----- Dataset records

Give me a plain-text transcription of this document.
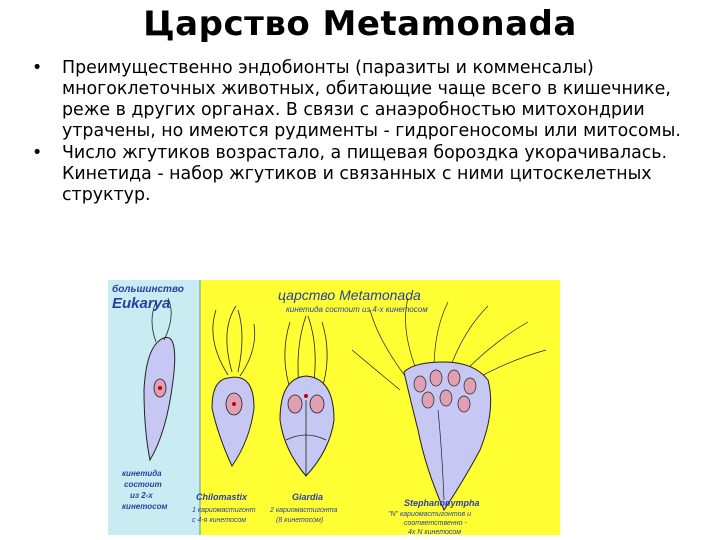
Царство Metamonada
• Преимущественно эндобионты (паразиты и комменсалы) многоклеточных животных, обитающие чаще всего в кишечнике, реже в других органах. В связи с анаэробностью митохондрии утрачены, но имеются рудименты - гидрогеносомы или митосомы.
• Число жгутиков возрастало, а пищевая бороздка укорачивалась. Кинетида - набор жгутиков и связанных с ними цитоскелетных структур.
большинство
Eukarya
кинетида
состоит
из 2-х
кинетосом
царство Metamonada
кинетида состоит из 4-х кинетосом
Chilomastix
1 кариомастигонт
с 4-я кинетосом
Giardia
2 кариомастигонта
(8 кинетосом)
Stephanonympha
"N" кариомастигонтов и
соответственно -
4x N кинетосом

----------

◆ Problem
Print every record above exactly as written, leaving out the pictures.

◆ Task result
Give me a plain-text transcription of this document.
Царство Metamonada
• Преимущественно эндобионты (паразиты и комменсалы) многоклеточных животных, обитающие чаще всего в кишечнике, реже в других органах. В связи с анаэробностью митохондрии утрачены, но имеются рудименты - гидрогеносомы или митосомы.
• Число жгутиков возрастало, а пищевая бороздка укорачивалась. Кинетида - набор жгутиков и связанных с ними цитоскелетных структур.
большинство
Eukarya
кинетида
состоит
из 2-х
кинетосом
царство Metamonada
кинетида состоит из 4-х кинетосом
Chilomastix
1 кариомастигонт
с 4-я кинетосом
Giardia
2 кариомастигонта
(8 кинетосом)
Stephanonympha
"N" кариомастигонтов и
соответственно -
4x N кинетосом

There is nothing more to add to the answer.